→ **The request**: Make an exact copy of the records, dropping all pictures.

— start Data excerpts —

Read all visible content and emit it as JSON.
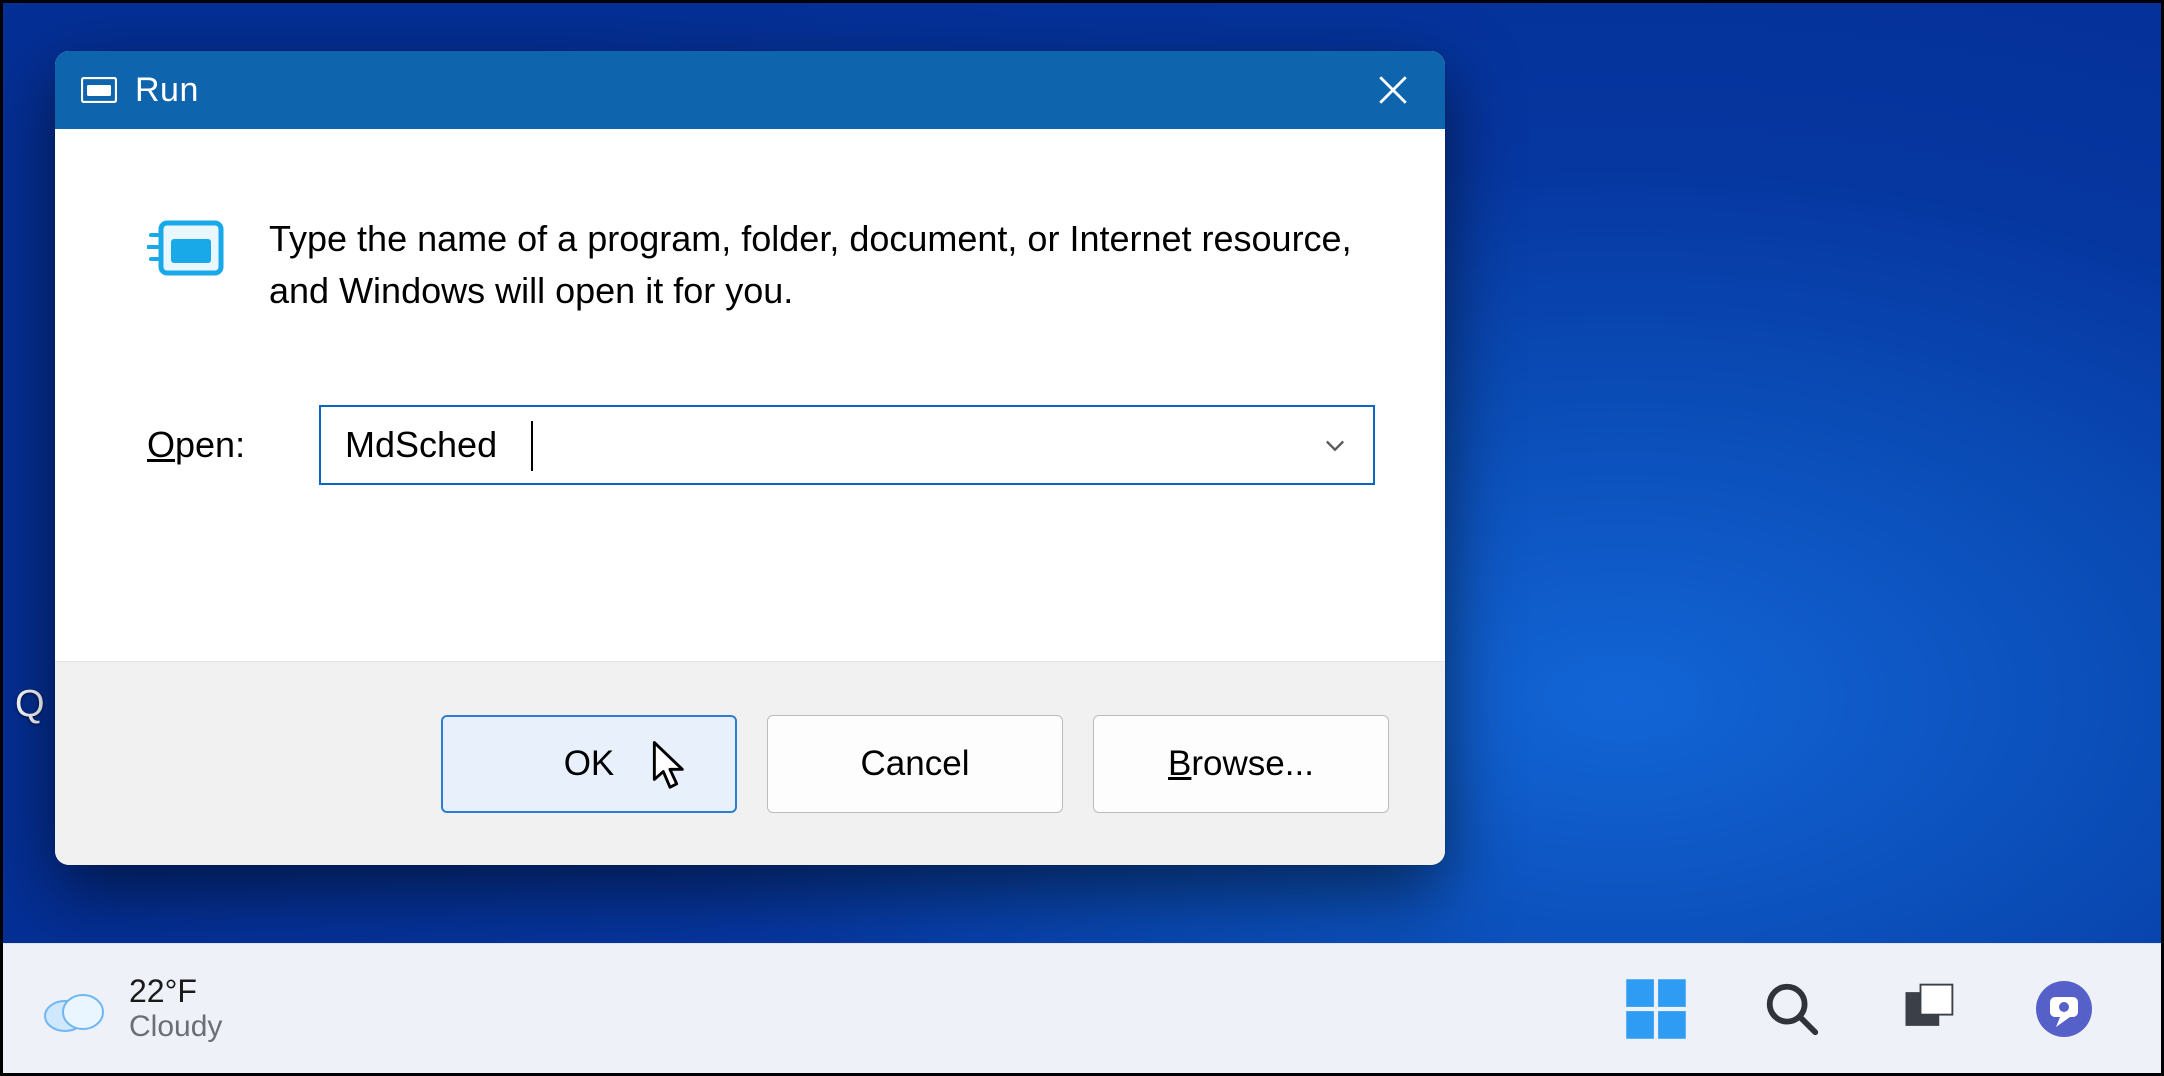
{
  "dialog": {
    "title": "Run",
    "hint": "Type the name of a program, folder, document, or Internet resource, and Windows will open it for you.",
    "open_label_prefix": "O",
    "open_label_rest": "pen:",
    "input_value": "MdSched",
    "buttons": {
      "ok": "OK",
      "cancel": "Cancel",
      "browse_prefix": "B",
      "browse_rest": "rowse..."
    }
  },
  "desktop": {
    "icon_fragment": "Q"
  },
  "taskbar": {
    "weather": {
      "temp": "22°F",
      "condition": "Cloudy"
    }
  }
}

— end Data excerpts —

→ **Complete answer**:
Read all visible content and emit it as JSON.
{
  "dialog": {
    "title": "Run",
    "hint": "Type the name of a program, folder, document, or Internet resource, and Windows will open it for you.",
    "open_label_prefix": "O",
    "open_label_rest": "pen:",
    "input_value": "MdSched",
    "buttons": {
      "ok": "OK",
      "cancel": "Cancel",
      "browse_prefix": "B",
      "browse_rest": "rowse..."
    }
  },
  "desktop": {
    "icon_fragment": "Q"
  },
  "taskbar": {
    "weather": {
      "temp": "22°F",
      "condition": "Cloudy"
    }
  }
}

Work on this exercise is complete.